What you should do: Say how many lines of the material below contain the word "ngoại", with no other words.

(Records excerpted from a collection)
--------------------------------------------------
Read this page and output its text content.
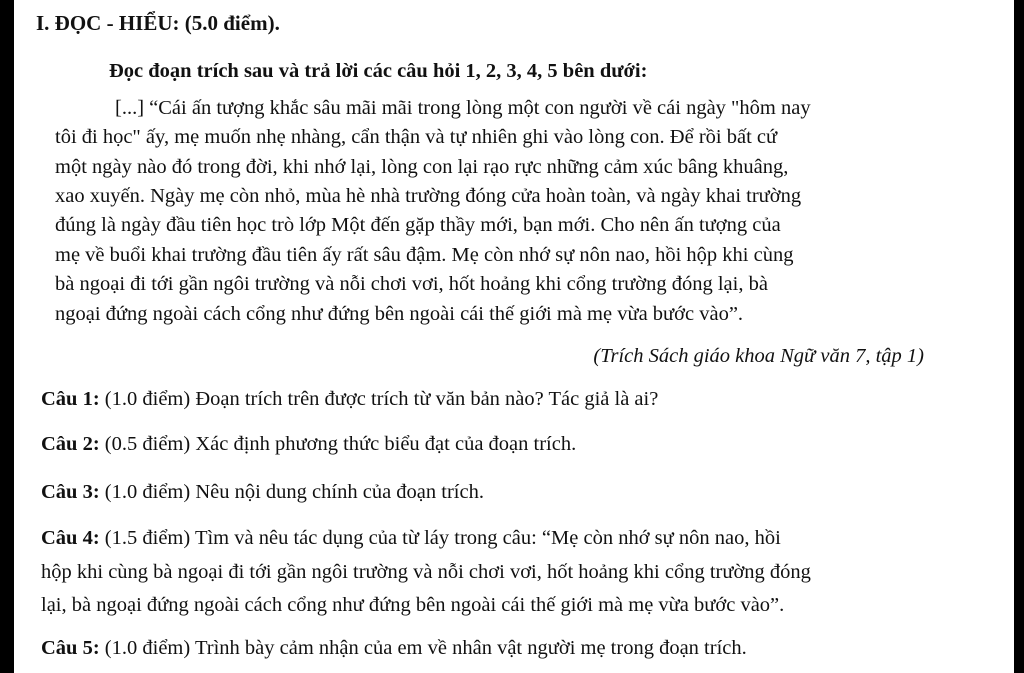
I. ĐỌC - HIỂU: (5.0 điểm).
Đọc đoạn trích sau và trả lời các câu hỏi 1, 2, 3, 4, 5 bên dưới:
[...] “Cái ấn tượng khắc sâu mãi mãi trong lòng một con người về cái ngày "hôm nay
tôi đi học" ấy, mẹ muốn nhẹ nhàng, cẩn thận và tự nhiên ghi vào lòng con. Để rồi bất cứ
một ngày nào đó trong đời, khi nhớ lại, lòng con lại rạo rực những cảm xúc bâng khuâng,
xao xuyến. Ngày mẹ còn nhỏ, mùa hè nhà trường đóng cửa hoàn toàn, và ngày khai trường
đúng là ngày đầu tiên học trò lớp Một đến gặp thầy mới, bạn mới. Cho nên ấn tượng của
mẹ về buổi khai trường đầu tiên ấy rất sâu đậm. Mẹ còn nhớ sự nôn nao, hồi hộp khi cùng
bà ngoại đi tới gần ngôi trường và nỗi chơi vơi, hốt hoảng khi cổng trường đóng lại, bà
ngoại đứng ngoài cách cổng như đứng bên ngoài cái thế giới mà mẹ vừa bước vào”.
(Trích Sách giáo khoa Ngữ văn 7, tập 1)
Câu 1: (1.0 điểm) Đoạn trích trên được trích từ văn bản nào? Tác giả là ai?
Câu 2: (0.5 điểm) Xác định phương thức biểu đạt của đoạn trích.
Câu 3: (1.0 điểm) Nêu nội dung chính của đoạn trích.
Câu 4: (1.5 điểm) Tìm và nêu tác dụng của từ láy trong câu: “Mẹ còn nhớ sự nôn nao, hồi
hộp khi cùng bà ngoại đi tới gần ngôi trường và nỗi chơi vơi, hốt hoảng khi cổng trường đóng
lại, bà ngoại đứng ngoài cách cổng như đứng bên ngoài cái thế giới mà mẹ vừa bước vào”.
Câu 5: (1.0 điểm) Trình bày cảm nhận của em về nhân vật người mẹ trong đoạn trích.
--------------------------------------------------
Solved problem: 4